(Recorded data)
[START]

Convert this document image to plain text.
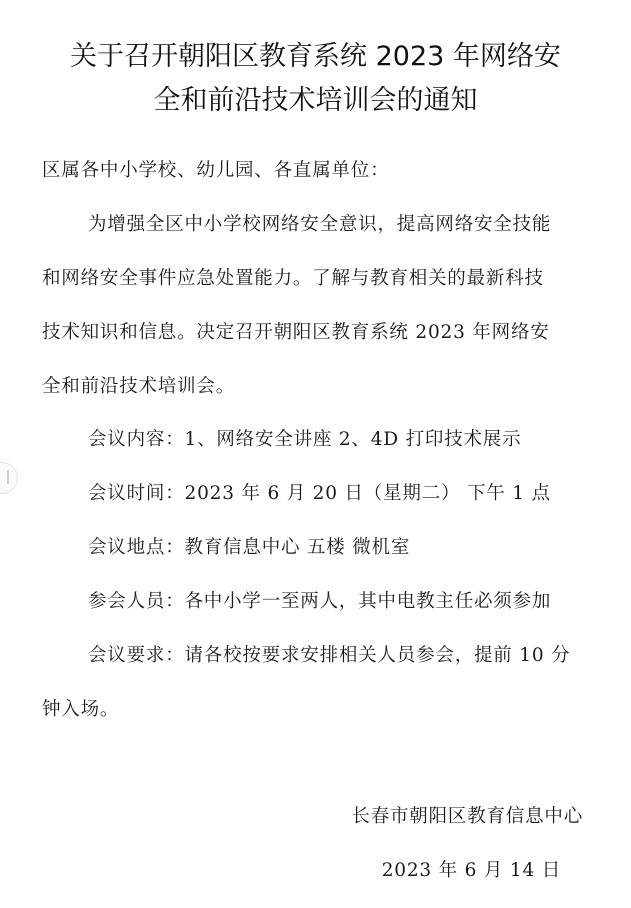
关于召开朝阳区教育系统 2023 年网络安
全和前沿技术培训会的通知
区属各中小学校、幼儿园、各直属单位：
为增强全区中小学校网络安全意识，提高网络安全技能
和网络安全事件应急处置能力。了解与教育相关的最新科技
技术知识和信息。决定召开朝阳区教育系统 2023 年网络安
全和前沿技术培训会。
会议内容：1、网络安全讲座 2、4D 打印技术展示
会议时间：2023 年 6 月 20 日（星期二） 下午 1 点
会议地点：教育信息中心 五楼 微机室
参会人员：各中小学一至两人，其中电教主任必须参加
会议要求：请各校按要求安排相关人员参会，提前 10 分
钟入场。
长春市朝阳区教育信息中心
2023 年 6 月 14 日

[END]
[START]

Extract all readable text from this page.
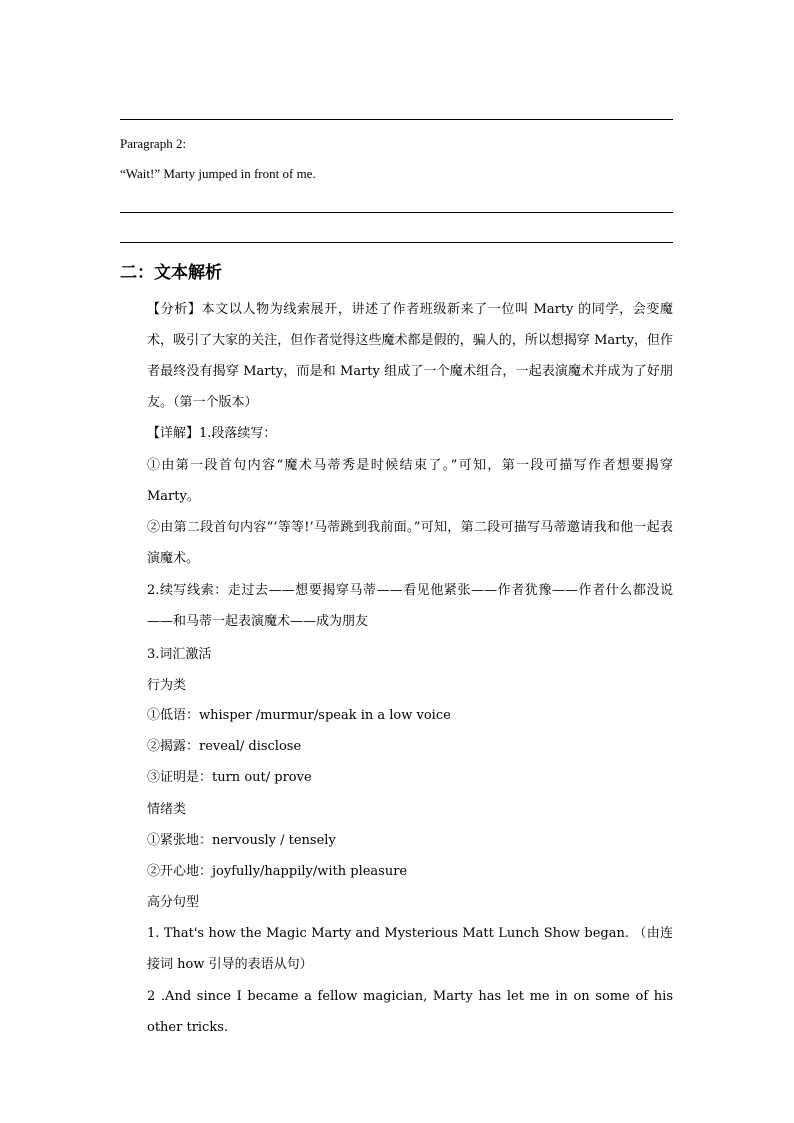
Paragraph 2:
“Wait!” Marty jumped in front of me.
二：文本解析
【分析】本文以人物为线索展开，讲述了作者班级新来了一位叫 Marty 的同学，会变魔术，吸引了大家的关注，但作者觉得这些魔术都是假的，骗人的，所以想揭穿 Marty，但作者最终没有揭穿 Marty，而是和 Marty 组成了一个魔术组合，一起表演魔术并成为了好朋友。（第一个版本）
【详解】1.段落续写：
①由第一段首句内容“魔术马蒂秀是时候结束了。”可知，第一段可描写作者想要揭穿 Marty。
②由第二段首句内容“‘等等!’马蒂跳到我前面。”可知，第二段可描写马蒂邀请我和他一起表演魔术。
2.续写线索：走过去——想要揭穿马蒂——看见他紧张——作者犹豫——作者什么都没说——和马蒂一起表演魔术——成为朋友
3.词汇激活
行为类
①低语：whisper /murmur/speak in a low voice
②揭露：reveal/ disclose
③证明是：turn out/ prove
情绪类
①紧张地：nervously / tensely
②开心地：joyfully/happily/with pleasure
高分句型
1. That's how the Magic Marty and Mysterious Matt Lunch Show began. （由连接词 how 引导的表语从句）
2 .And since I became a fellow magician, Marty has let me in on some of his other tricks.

[END]
[START]

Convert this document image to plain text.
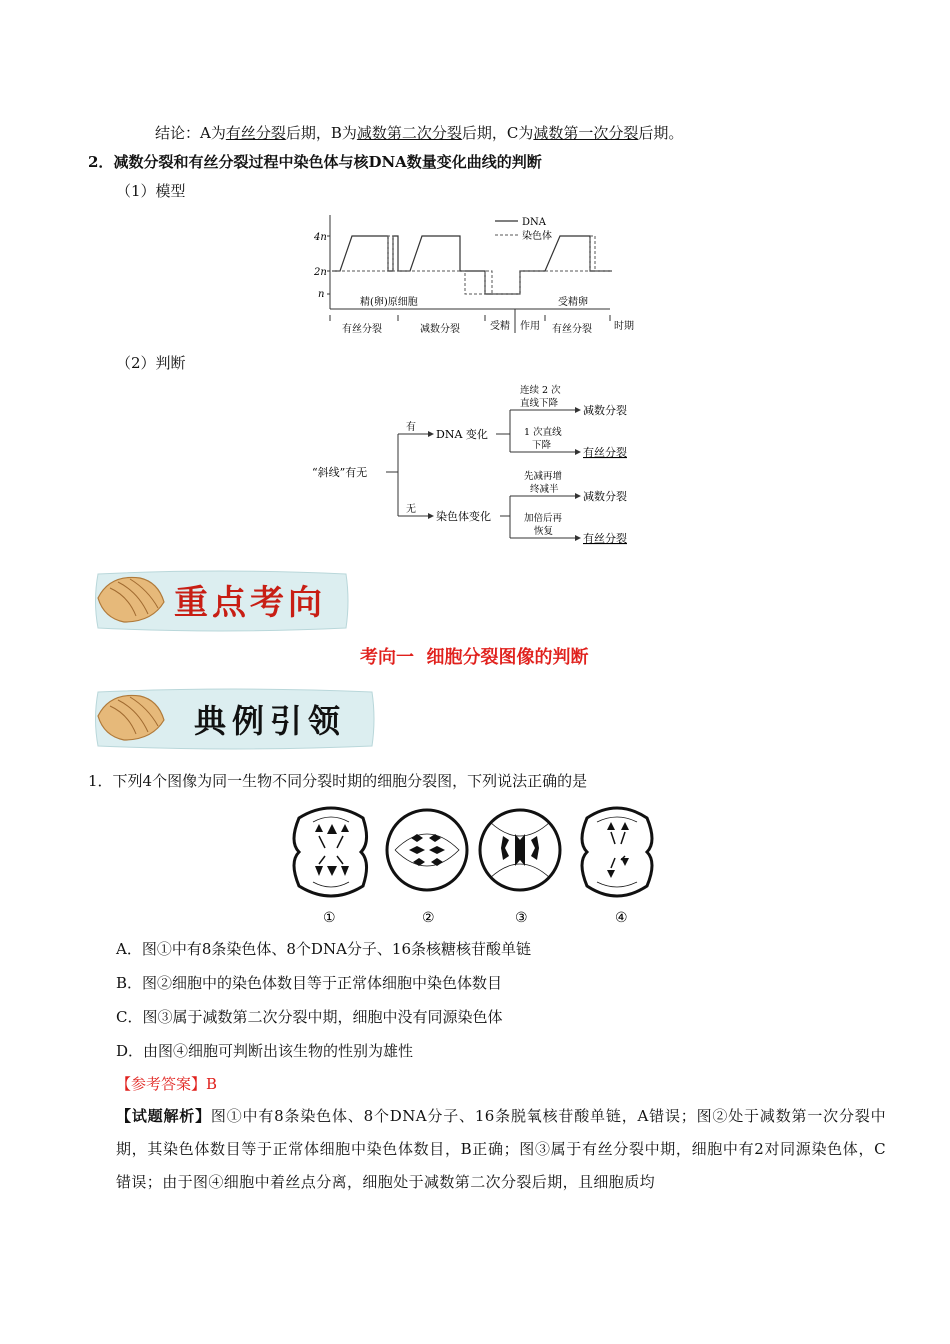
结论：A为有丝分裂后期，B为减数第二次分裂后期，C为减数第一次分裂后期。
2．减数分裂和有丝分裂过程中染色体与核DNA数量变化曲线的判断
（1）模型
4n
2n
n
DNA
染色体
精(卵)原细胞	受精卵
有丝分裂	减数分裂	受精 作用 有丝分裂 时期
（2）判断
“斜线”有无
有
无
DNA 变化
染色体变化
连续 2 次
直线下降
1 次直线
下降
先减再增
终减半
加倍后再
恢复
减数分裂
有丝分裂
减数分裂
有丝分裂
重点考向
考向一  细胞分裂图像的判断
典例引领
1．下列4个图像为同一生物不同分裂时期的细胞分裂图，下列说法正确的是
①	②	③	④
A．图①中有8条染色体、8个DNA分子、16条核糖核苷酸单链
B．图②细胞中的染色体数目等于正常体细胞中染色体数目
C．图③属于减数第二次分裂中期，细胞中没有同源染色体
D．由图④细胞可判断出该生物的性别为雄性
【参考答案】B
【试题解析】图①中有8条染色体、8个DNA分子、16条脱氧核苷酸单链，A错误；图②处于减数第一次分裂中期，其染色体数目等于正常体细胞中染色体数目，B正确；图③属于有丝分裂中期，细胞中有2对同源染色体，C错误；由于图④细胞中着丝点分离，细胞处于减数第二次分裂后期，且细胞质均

[END]

How many lines of the listing include the string "年网络安"? Answer with the number alone.

Solution to this exercise:
2